*SET EXERCISE*: Print all records exactly, leaving nothing out.

(Records from a collection)
[Begin]

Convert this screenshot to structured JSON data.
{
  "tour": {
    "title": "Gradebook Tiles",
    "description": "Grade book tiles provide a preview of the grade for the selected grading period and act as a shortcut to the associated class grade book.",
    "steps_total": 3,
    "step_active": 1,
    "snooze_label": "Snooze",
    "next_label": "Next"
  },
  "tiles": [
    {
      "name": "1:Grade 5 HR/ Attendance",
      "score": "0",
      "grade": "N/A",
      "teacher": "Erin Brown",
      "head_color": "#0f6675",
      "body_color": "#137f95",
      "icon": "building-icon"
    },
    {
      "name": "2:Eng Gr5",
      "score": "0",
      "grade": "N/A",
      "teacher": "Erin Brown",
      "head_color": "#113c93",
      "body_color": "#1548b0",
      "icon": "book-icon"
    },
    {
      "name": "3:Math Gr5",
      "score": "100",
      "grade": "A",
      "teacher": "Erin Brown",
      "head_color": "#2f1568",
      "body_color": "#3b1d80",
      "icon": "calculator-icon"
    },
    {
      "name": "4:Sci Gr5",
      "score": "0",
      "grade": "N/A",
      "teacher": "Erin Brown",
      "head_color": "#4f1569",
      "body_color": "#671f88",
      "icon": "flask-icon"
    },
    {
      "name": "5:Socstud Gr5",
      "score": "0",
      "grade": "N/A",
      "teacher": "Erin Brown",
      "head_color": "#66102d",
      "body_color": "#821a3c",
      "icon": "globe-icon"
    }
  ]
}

[End]

*OUTPUT OF THE TASK*:
Convert this screenshot to structured JSON data.
{
  "tour": {
    "title": "Gradebook Tiles",
    "description": "Grade book tiles provide a preview of the grade for the selected grading period and act as a shortcut to the associated class grade book.",
    "steps_total": 3,
    "step_active": 1,
    "snooze_label": "Snooze",
    "next_label": "Next"
  },
  "tiles": [
    {
      "name": "1:Grade 5 HR/ Attendance",
      "score": "0",
      "grade": "N/A",
      "teacher": "Erin Brown",
      "head_color": "#0f6675",
      "body_color": "#137f95",
      "icon": "building-icon"
    },
    {
      "name": "2:Eng Gr5",
      "score": "0",
      "grade": "N/A",
      "teacher": "Erin Brown",
      "head_color": "#113c93",
      "body_color": "#1548b0",
      "icon": "book-icon"
    },
    {
      "name": "3:Math Gr5",
      "score": "100",
      "grade": "A",
      "teacher": "Erin Brown",
      "head_color": "#2f1568",
      "body_color": "#3b1d80",
      "icon": "calculator-icon"
    },
    {
      "name": "4:Sci Gr5",
      "score": "0",
      "grade": "N/A",
      "teacher": "Erin Brown",
      "head_color": "#4f1569",
      "body_color": "#671f88",
      "icon": "flask-icon"
    },
    {
      "name": "5:Socstud Gr5",
      "score": "0",
      "grade": "N/A",
      "teacher": "Erin Brown",
      "head_color": "#66102d",
      "body_color": "#821a3c",
      "icon": "globe-icon"
    }
  ]
}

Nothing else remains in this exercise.